● **The request**
All records are to be retyped faithfully and completely.

● **Record excerpts**
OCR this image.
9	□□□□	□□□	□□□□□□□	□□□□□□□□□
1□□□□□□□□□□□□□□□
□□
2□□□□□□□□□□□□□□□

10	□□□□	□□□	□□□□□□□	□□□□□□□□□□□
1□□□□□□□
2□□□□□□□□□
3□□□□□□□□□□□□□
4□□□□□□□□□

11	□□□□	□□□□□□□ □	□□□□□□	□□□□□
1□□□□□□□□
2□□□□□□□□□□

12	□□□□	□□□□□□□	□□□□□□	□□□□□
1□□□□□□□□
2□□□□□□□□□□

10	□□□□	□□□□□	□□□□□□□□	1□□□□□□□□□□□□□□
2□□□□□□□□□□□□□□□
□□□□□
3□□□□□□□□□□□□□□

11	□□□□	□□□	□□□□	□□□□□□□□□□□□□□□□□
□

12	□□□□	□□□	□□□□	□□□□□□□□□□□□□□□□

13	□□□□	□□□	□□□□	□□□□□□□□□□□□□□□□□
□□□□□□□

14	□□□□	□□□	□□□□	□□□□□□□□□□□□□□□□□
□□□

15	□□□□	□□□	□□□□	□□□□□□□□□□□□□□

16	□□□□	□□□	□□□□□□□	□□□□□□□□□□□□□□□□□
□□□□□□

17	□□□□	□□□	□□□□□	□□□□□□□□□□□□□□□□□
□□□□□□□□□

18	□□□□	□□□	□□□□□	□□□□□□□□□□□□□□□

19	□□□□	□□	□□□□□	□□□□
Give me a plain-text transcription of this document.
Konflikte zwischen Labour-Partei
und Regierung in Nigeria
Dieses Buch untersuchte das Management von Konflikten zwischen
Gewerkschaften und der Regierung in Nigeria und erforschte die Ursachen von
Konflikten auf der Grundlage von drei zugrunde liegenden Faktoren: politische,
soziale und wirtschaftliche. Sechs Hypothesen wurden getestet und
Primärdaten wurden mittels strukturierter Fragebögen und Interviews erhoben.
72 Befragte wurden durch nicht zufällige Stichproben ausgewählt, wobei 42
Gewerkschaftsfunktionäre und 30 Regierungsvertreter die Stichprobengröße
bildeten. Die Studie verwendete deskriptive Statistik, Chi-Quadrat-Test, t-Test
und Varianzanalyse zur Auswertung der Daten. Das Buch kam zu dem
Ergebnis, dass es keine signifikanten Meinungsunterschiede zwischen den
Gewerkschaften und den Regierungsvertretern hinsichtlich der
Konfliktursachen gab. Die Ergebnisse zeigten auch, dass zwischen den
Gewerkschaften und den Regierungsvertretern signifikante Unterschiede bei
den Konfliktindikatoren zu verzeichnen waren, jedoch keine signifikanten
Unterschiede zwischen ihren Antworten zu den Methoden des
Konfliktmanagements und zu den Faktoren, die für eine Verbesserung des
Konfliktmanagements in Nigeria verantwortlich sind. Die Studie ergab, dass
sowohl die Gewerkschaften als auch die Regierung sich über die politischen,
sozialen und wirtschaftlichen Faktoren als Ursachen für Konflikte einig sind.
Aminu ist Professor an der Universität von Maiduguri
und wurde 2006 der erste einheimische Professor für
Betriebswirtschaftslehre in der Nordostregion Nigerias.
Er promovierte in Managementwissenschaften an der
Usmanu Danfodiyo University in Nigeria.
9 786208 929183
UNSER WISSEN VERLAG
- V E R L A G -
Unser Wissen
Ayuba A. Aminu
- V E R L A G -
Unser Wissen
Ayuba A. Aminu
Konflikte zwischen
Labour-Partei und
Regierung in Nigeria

● **Complete response**
OCR this image.
9	□□□□	□□□	□□□□□□□	□□□□□□□□□
1□□□□□□□□□□□□□□□
□□
2□□□□□□□□□□□□□□□

10	□□□□	□□□	□□□□□□□	□□□□□□□□□□□
1□□□□□□□
2□□□□□□□□□
3□□□□□□□□□□□□□
4□□□□□□□□□

11	□□□□	□□□□□□□ □	□□□□□□	□□□□□
1□□□□□□□□
2□□□□□□□□□□

12	□□□□	□□□□□□□	□□□□□□	□□□□□
1□□□□□□□□
2□□□□□□□□□□

10	□□□□	□□□□□	□□□□□□□□	1□□□□□□□□□□□□□□
2□□□□□□□□□□□□□□□
□□□□□
3□□□□□□□□□□□□□□

11	□□□□	□□□	□□□□	□□□□□□□□□□□□□□□□□
□

12	□□□□	□□□	□□□□	□□□□□□□□□□□□□□□□

13	□□□□	□□□	□□□□	□□□□□□□□□□□□□□□□□
□□□□□□□

14	□□□□	□□□	□□□□	□□□□□□□□□□□□□□□□□
□□□

15	□□□□	□□□	□□□□	□□□□□□□□□□□□□□

16	□□□□	□□□	□□□□□□□	□□□□□□□□□□□□□□□□□
□□□□□□

17	□□□□	□□□	□□□□□	□□□□□□□□□□□□□□□□□
□□□□□□□□□

18	□□□□	□□□	□□□□□	□□□□□□□□□□□□□□□

19	□□□□	□□	□□□□□	□□□□
Give me a plain-text transcription of this document.
Konflikte zwischen Labour-Partei
und Regierung in Nigeria
Dieses Buch untersuchte das Management von Konflikten zwischen
Gewerkschaften und der Regierung in Nigeria und erforschte die Ursachen von
Konflikten auf der Grundlage von drei zugrunde liegenden Faktoren: politische,
soziale und wirtschaftliche. Sechs Hypothesen wurden getestet und
Primärdaten wurden mittels strukturierter Fragebögen und Interviews erhoben.
72 Befragte wurden durch nicht zufällige Stichproben ausgewählt, wobei 42
Gewerkschaftsfunktionäre und 30 Regierungsvertreter die Stichprobengröße
bildeten. Die Studie verwendete deskriptive Statistik, Chi-Quadrat-Test, t-Test
und Varianzanalyse zur Auswertung der Daten. Das Buch kam zu dem
Ergebnis, dass es keine signifikanten Meinungsunterschiede zwischen den
Gewerkschaften und den Regierungsvertretern hinsichtlich der
Konfliktursachen gab. Die Ergebnisse zeigten auch, dass zwischen den
Gewerkschaften und den Regierungsvertretern signifikante Unterschiede bei
den Konfliktindikatoren zu verzeichnen waren, jedoch keine signifikanten
Unterschiede zwischen ihren Antworten zu den Methoden des
Konfliktmanagements und zu den Faktoren, die für eine Verbesserung des
Konfliktmanagements in Nigeria verantwortlich sind. Die Studie ergab, dass
sowohl die Gewerkschaften als auch die Regierung sich über die politischen,
sozialen und wirtschaftlichen Faktoren als Ursachen für Konflikte einig sind.
Aminu ist Professor an der Universität von Maiduguri
und wurde 2006 der erste einheimische Professor für
Betriebswirtschaftslehre in der Nordostregion Nigerias.
Er promovierte in Managementwissenschaften an der
Usmanu Danfodiyo University in Nigeria.
9 786208 929183
UNSER WISSEN VERLAG
- V E R L A G -
Unser Wissen
Ayuba A. Aminu
- V E R L A G -
Unser Wissen
Ayuba A. Aminu
Konflikte zwischen
Labour-Partei und
Regierung in Nigeria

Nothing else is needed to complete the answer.